Record extracts:
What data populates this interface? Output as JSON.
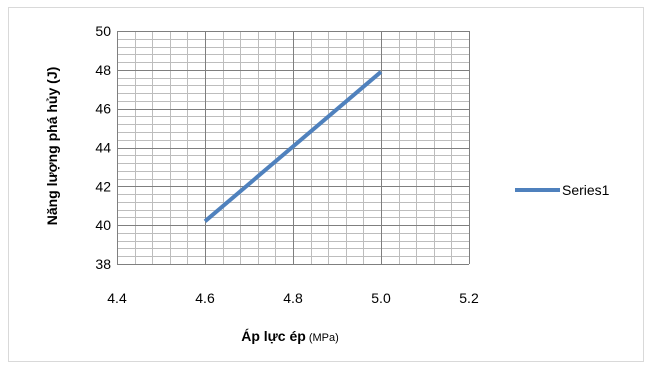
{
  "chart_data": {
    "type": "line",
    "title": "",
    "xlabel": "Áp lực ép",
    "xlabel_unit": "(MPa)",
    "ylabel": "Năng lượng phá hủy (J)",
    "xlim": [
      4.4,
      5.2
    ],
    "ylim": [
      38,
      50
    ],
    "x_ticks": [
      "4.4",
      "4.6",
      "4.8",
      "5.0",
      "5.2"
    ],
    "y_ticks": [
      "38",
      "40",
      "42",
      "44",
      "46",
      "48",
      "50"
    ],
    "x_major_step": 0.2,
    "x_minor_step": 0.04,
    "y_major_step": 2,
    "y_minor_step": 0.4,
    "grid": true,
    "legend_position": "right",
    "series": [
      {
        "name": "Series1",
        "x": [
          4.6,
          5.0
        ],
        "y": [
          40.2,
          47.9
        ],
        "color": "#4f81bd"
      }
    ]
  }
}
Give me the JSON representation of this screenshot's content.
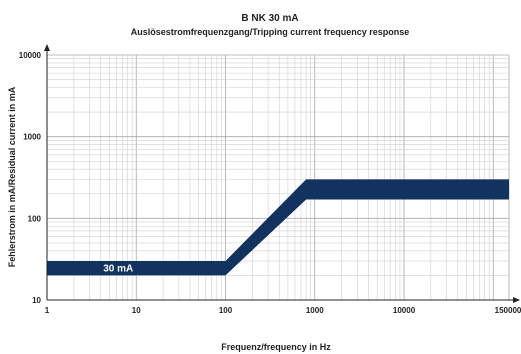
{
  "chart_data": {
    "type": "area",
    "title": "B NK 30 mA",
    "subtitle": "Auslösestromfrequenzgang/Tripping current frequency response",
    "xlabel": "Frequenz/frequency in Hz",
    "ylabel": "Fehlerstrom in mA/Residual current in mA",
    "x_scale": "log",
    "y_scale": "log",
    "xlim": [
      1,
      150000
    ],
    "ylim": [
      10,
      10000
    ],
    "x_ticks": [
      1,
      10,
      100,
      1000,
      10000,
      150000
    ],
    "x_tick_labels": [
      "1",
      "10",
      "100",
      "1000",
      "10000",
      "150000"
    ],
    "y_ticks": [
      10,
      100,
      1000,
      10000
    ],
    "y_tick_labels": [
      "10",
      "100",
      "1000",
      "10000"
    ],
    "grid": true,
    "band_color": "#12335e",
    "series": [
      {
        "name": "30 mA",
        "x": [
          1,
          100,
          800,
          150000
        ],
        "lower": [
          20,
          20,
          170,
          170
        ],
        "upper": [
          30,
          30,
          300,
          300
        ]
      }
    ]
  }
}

Problem details: Leave out the pictures and transcribe the entries above exactly.

Expected answer:
What data populates this interface? Output as JSON.
{
  "chart_data": {
    "type": "line",
    "title": "",
    "xlabel": "Áp lực ép",
    "xlabel_unit": "(MPa)",
    "ylabel": "Năng lượng phá hủy (J)",
    "xlim": [
      4.4,
      5.2
    ],
    "ylim": [
      38,
      50
    ],
    "x_ticks": [
      "4.4",
      "4.6",
      "4.8",
      "5.0",
      "5.2"
    ],
    "y_ticks": [
      "38",
      "40",
      "42",
      "44",
      "46",
      "48",
      "50"
    ],
    "x_major_step": 0.2,
    "x_minor_step": 0.04,
    "y_major_step": 2,
    "y_minor_step": 0.4,
    "grid": true,
    "legend_position": "right",
    "series": [
      {
        "name": "Series1",
        "x": [
          4.6,
          5.0
        ],
        "y": [
          40.2,
          47.9
        ],
        "color": "#4f81bd"
      }
    ]
  }
}
Give me the JSON representation of this screenshot's content.
{
  "chart_data": {
    "type": "area",
    "title": "B NK 30 mA",
    "subtitle": "Auslösestromfrequenzgang/Tripping current frequency response",
    "xlabel": "Frequenz/frequency in Hz",
    "ylabel": "Fehlerstrom in mA/Residual current in mA",
    "x_scale": "log",
    "y_scale": "log",
    "xlim": [
      1,
      150000
    ],
    "ylim": [
      10,
      10000
    ],
    "x_ticks": [
      1,
      10,
      100,
      1000,
      10000,
      150000
    ],
    "x_tick_labels": [
      "1",
      "10",
      "100",
      "1000",
      "10000",
      "150000"
    ],
    "y_ticks": [
      10,
      100,
      1000,
      10000
    ],
    "y_tick_labels": [
      "10",
      "100",
      "1000",
      "10000"
    ],
    "grid": true,
    "band_color": "#12335e",
    "series": [
      {
        "name": "30 mA",
        "x": [
          1,
          100,
          800,
          150000
        ],
        "lower": [
          20,
          20,
          170,
          170
        ],
        "upper": [
          30,
          30,
          300,
          300
        ]
      }
    ]
  }
}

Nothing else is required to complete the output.